Will you output the entries below exactly, skipping every image they contain?
-- START RAW RECORDS --
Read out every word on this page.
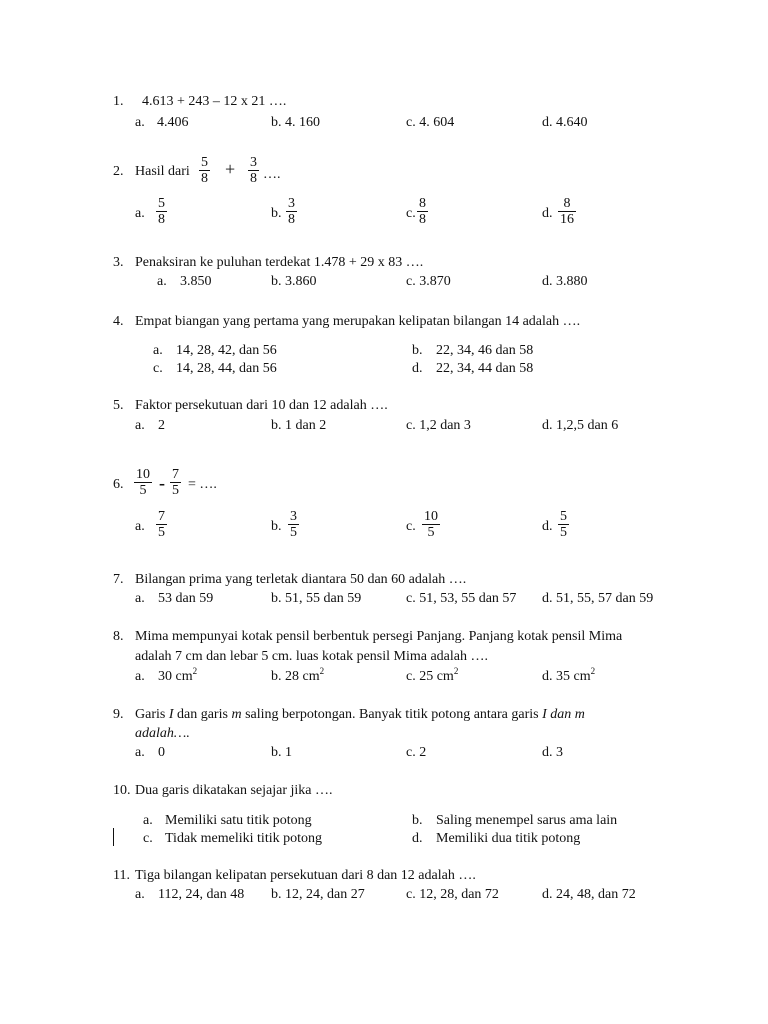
1. 4.613 + 243 – 12 x 21 ….
a. 4.406	b. 4. 160	c. 4. 604	d. 4.640
2. Hasil dari $\frac{5}{8} + \frac{3}{8}$ ….
a. $\frac{5}{8}$	b. $\frac{3}{8}$	c. $\frac{8}{8}$	d. $\frac{8}{16}$
3. Penaksiran ke puluhan terdekat 1.478 + 29 x 83 ….
a. 3.850	b. 3.860	c. 3.870	d. 3.880
4. Empat biangan yang pertama yang merupakan kelipatan bilangan 14 adalah ….
a. 14, 28, 42, dan 56	b. 22, 34, 46 dan 58
c. 14, 28, 44, dan 56	d. 22, 34, 44 dan 58
5. Faktor persekutuan dari 10 dan 12 adalah ….
a. 2	b. 1 dan 2	c. 1,2 dan 3	d. 1,2,5 dan 6
6. $\frac{10}{5} - \frac{7}{5}$ = ….
a. $\frac{7}{5}$	b. $\frac{3}{5}$	c. $\frac{10}{5}$	d. $\frac{5}{5}$
7. Bilangan prima yang terletak diantara 50 dan 60 adalah ….
a. 53 dan 59	b. 51, 55 dan 59	c. 51, 53, 55 dan 57 d. 51, 55, 57 dan 59
8. Mima mempunyai kotak pensil berbentuk persegi Panjang. Panjang kotak pensil Mima
adalah 7 cm dan lebar 5 cm. luas kotak pensil Mima adalah ….
a. 30 $cm^2$	b. 28 $cm^2$	c. 25 $cm^2$	d. 35 $cm^2$
9. Garis I dan garis m saling berpotongan. Banyak titik potong antara garis I dan m
adalah….
a. 0	b. 1	c. 2	d. 3
10. Dua garis dikatakan sejajar jika ….
a. Memiliki satu titik potong	b. Saling menempel sarus ama lain
c. Tidak memeliki titik potong	d. Memiliki dua titik potong
11. Tiga bilangan kelipatan persekutuan dari 8 dan 12 adalah ….
a. 112, 24, dan 48 b. 12, 24, dan 27	c. 12, 28, dan 72	d. 24, 48, dan 72
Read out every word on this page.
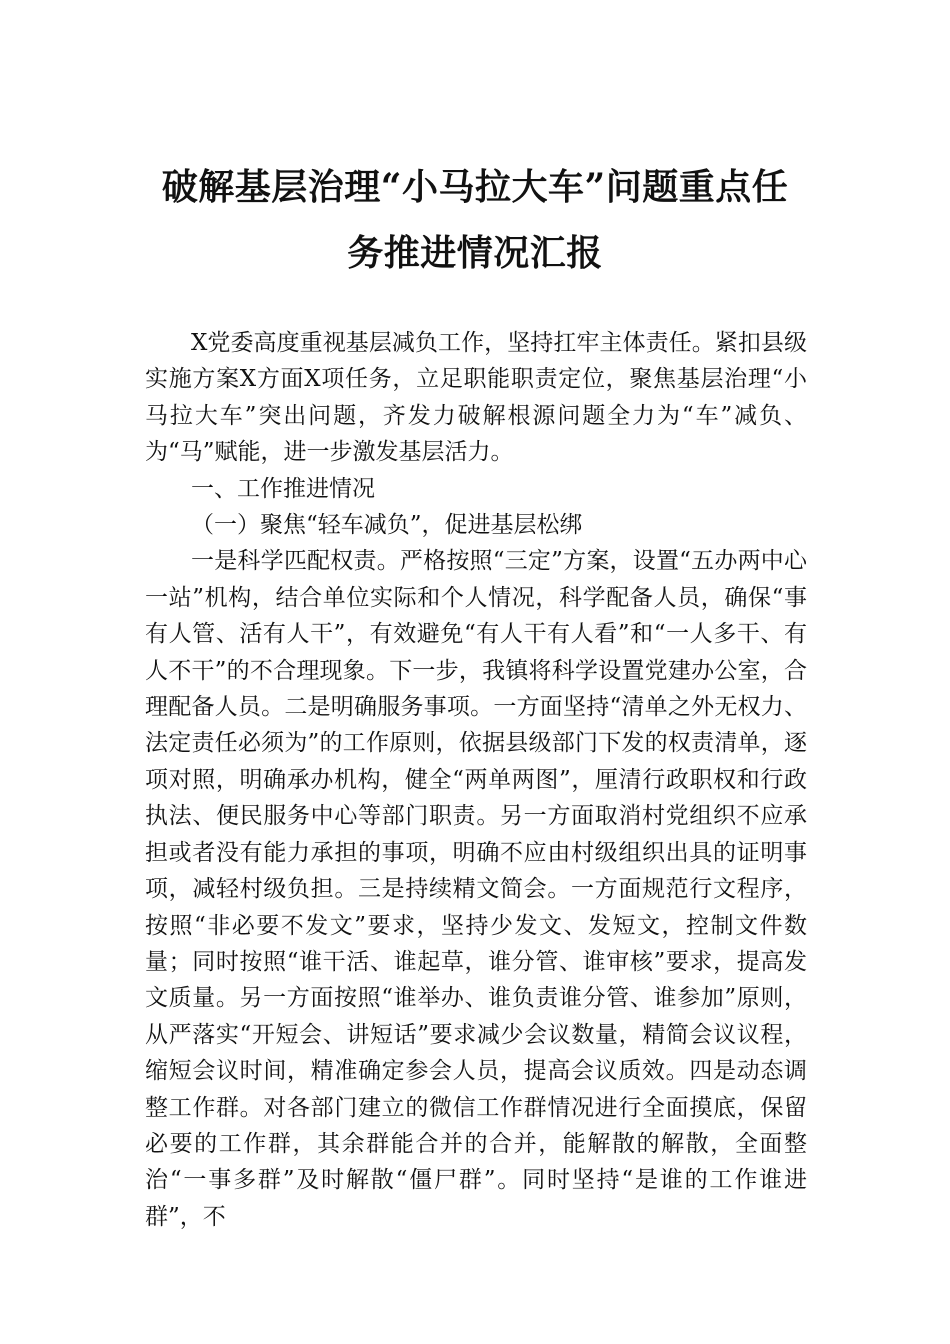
破解基层治理“小马拉大车”问题重点任
务推进情况汇报

X党委高度重视基层减负工作，坚持扛牢主体责任。紧扣县级实施方案X方面X项任务，立足职能职责定位，聚焦基层治理“小马拉大车”突出问题，齐发力破解根源问题全力为“车”减负、为“马”赋能，进一步激发基层活力。

一、工作推进情况
（一）聚焦“轻车减负”，促进基层松绑

一是科学匹配权责。严格按照“三定”方案，设置“五办两中心一站”机构，结合单位实际和个人情况，科学配备人员，确保“事有人管、活有人干”，有效避免“有人干有人看”和“一人多干、有人不干”的不合理现象。下一步，我镇将科学设置党建办公室，合理配备人员。二是明确服务事项。一方面坚持“清单之外无权力、法定责任必须为”的工作原则，依据县级部门下发的权责清单，逐项对照，明确承办机构，健全“两单两图”，厘清行政职权和行政执法、便民服务中心等部门职责。另一方面取消村党组织不应承担或者没有能力承担的事项，明确不应由村级组织出具的证明事项，减轻村级负担。三是持续精文简会。一方面规范行文程序，按照“非必要不发文”要求，坚持少发文、发短文，控制文件数量；同时按照“谁干活、谁起草，谁分管、谁审核”要求，提高发文质量。另一方面按照“谁举办、谁负责谁分管、谁参加”原则，从严落实“开短会、讲短话”要求减少会议数量，精简会议议程，缩短会议时间，精准确定参会人员，提高会议质效。四是动态调整工作群。对各部门建立的微信工作群情况进行全面摸底，保留必要的工作群，其余群能合并的合并，能解散的解散，全面整治“一事多群”及时解散“僵尸群”。同时坚持“是谁的工作谁进群”，不
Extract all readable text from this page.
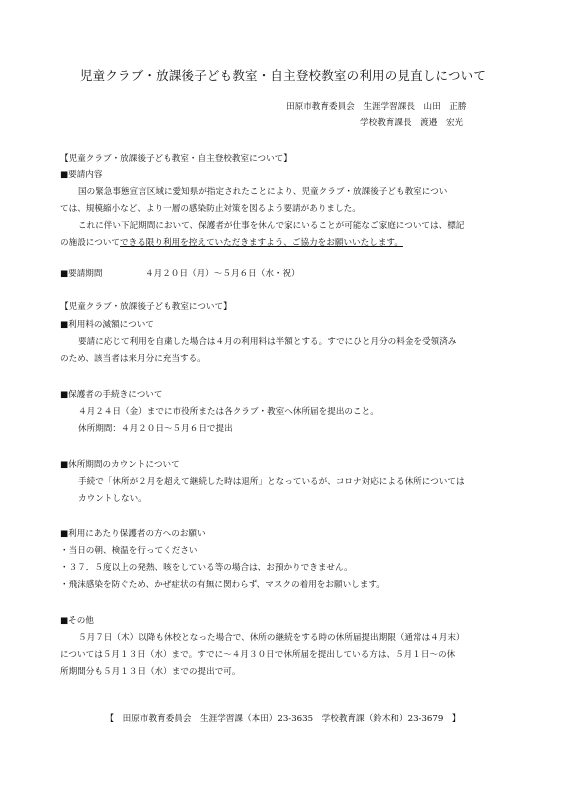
児童クラブ・放課後子ども教室・自主登校教室の利用の見直しについて
田原市教育委員会　生涯学習課長　山田　正勝
学校教育課長　渡邉　宏光
【児童クラブ・放課後子ども教室・自主登校教室について】
■要請内容
国の緊急事態宣言区域に愛知県が指定されたことにより、児童クラブ・放課後子ども教室につい
ては、規模縮小など、より一層の感染防止対策を図るよう要請がありました。
これに伴い下記期間において、保護者が仕事を休んで家にいることが可能なご家庭については、標記
の施設についてできる限り利用を控えていただきますよう、ご協力をお願いいたします。
■要請期間	４月２０日（月）～５月６日（水・祝）
【児童クラブ・放課後子ども教室について】
■利用料の減額について
要請に応じて利用を自粛した場合は４月の利用料は半額とする。すでにひと月分の料金を受領済み
のため、該当者は来月分に充当する。
■保護者の手続きについて
４月２４日（金）までに市役所または各クラブ・教室へ休所届を提出のこと。
休所期間：４月２０日～５月６日で提出
■休所期間のカウントについて
手続で「休所が２月を超えて継続した時は退所」となっているが、コロナ対応による休所については
カウントしない。
■利用にあたり保護者の方へのお願い
・当日の朝、検温を行ってください
・３７．５度以上の発熱、咳をしている等の場合は、お預かりできません。
・飛沫感染を防ぐため、かぜ症状の有無に関わらず、マスクの着用をお願いします。
■その他
５月７日（木）以降も休校となった場合で、休所の継続をする時の休所届提出期限（通常は４月末）
については５月１３日（水）まで。すでに～４月３０日で休所届を提出している方は、５月１日～の休
所期間分も５月１３日（水）までの提出で可。
【　田原市教育委員会　生涯学習課（本田）23-3635　学校教育課（鈴木和）23-3679　】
-- END RAW RECORDS --
◆ **TASK ANSWER**
Read out every word on this page.
1. 4.613 + 243 – 12 x 21 ….
a. 4.406	b. 4. 160	c. 4. 604	d. 4.640
2. Hasil dari $\frac{5}{8} + \frac{3}{8}$ ….
a. $\frac{5}{8}$	b. $\frac{3}{8}$	c. $\frac{8}{8}$	d. $\frac{8}{16}$
3. Penaksiran ke puluhan terdekat 1.478 + 29 x 83 ….
a. 3.850	b. 3.860	c. 3.870	d. 3.880
4. Empat biangan yang pertama yang merupakan kelipatan bilangan 14 adalah ….
a. 14, 28, 42, dan 56	b. 22, 34, 46 dan 58
c. 14, 28, 44, dan 56	d. 22, 34, 44 dan 58
5. Faktor persekutuan dari 10 dan 12 adalah ….
a. 2	b. 1 dan 2	c. 1,2 dan 3	d. 1,2,5 dan 6
6. $\frac{10}{5} - \frac{7}{5}$ = ….
a. $\frac{7}{5}$	b. $\frac{3}{5}$	c. $\frac{10}{5}$	d. $\frac{5}{5}$
7. Bilangan prima yang terletak diantara 50 dan 60 adalah ….
a. 53 dan 59	b. 51, 55 dan 59	c. 51, 53, 55 dan 57 d. 51, 55, 57 dan 59
8. Mima mempunyai kotak pensil berbentuk persegi Panjang. Panjang kotak pensil Mima
adalah 7 cm dan lebar 5 cm. luas kotak pensil Mima adalah ….
a. 30 $cm^2$	b. 28 $cm^2$	c. 25 $cm^2$	d. 35 $cm^2$
9. Garis I dan garis m saling berpotongan. Banyak titik potong antara garis I dan m
adalah….
a. 0	b. 1	c. 2	d. 3
10. Dua garis dikatakan sejajar jika ….
a. Memiliki satu titik potong	b. Saling menempel sarus ama lain
c. Tidak memeliki titik potong	d. Memiliki dua titik potong
11. Tiga bilangan kelipatan persekutuan dari 8 dan 12 adalah ….
a. 112, 24, dan 48 b. 12, 24, dan 27	c. 12, 28, dan 72	d. 24, 48, dan 72
Read out every word on this page.
破解基层治理“小马拉大车”问题重点任
务推进情况汇报

X党委高度重视基层减负工作，坚持扛牢主体责任。紧扣县级实施方案X方面X项任务，立足职能职责定位，聚焦基层治理“小马拉大车”突出问题，齐发力破解根源问题全力为“车”减负、为“马”赋能，进一步激发基层活力。

一、工作推进情况
（一）聚焦“轻车减负”，促进基层松绑

一是科学匹配权责。严格按照“三定”方案，设置“五办两中心一站”机构，结合单位实际和个人情况，科学配备人员，确保“事有人管、活有人干”，有效避免“有人干有人看”和“一人多干、有人不干”的不合理现象。下一步，我镇将科学设置党建办公室，合理配备人员。二是明确服务事项。一方面坚持“清单之外无权力、法定责任必须为”的工作原则，依据县级部门下发的权责清单，逐项对照，明确承办机构，健全“两单两图”，厘清行政职权和行政执法、便民服务中心等部门职责。另一方面取消村党组织不应承担或者没有能力承担的事项，明确不应由村级组织出具的证明事项，减轻村级负担。三是持续精文简会。一方面规范行文程序，按照“非必要不发文”要求，坚持少发文、发短文，控制文件数量；同时按照“谁干活、谁起草，谁分管、谁审核”要求，提高发文质量。另一方面按照“谁举办、谁负责谁分管、谁参加”原则，从严落实“开短会、讲短话”要求减少会议数量，精简会议议程，缩短会议时间，精准确定参会人员，提高会议质效。四是动态调整工作群。对各部门建立的微信工作群情况进行全面摸底，保留必要的工作群，其余群能合并的合并，能解散的解散，全面整治“一事多群”及时解散“僵尸群”。同时坚持“是谁的工作谁进群”，不
Extract all readable text from this page.
児童クラブ・放課後子ども教室・自主登校教室の利用の見直しについて
田原市教育委員会　生涯学習課長　山田　正勝
学校教育課長　渡邉　宏光
【児童クラブ・放課後子ども教室・自主登校教室について】
■要請内容
国の緊急事態宣言区域に愛知県が指定されたことにより、児童クラブ・放課後子ども教室につい
ては、規模縮小など、より一層の感染防止対策を図るよう要請がありました。
これに伴い下記期間において、保護者が仕事を休んで家にいることが可能なご家庭については、標記
の施設についてできる限り利用を控えていただきますよう、ご協力をお願いいたします。
■要請期間	４月２０日（月）～５月６日（水・祝）
【児童クラブ・放課後子ども教室について】
■利用料の減額について
要請に応じて利用を自粛した場合は４月の利用料は半額とする。すでにひと月分の料金を受領済み
のため、該当者は来月分に充当する。
■保護者の手続きについて
４月２４日（金）までに市役所または各クラブ・教室へ休所届を提出のこと。
休所期間：４月２０日～５月６日で提出
■休所期間のカウントについて
手続で「休所が２月を超えて継続した時は退所」となっているが、コロナ対応による休所については
カウントしない。
■利用にあたり保護者の方へのお願い
・当日の朝、検温を行ってください
・３７．５度以上の発熱、咳をしている等の場合は、お預かりできません。
・飛沫感染を防ぐため、かぜ症状の有無に関わらず、マスクの着用をお願いします。
■その他
５月７日（木）以降も休校となった場合で、休所の継続をする時の休所届提出期限（通常は４月末）
については５月１３日（水）まで。すでに～４月３０日で休所届を提出している方は、５月１日～の休
所期間分も５月１３日（水）までの提出で可。
【　田原市教育委員会　生涯学習課（本田）23-3635　学校教育課（鈴木和）23-3679　】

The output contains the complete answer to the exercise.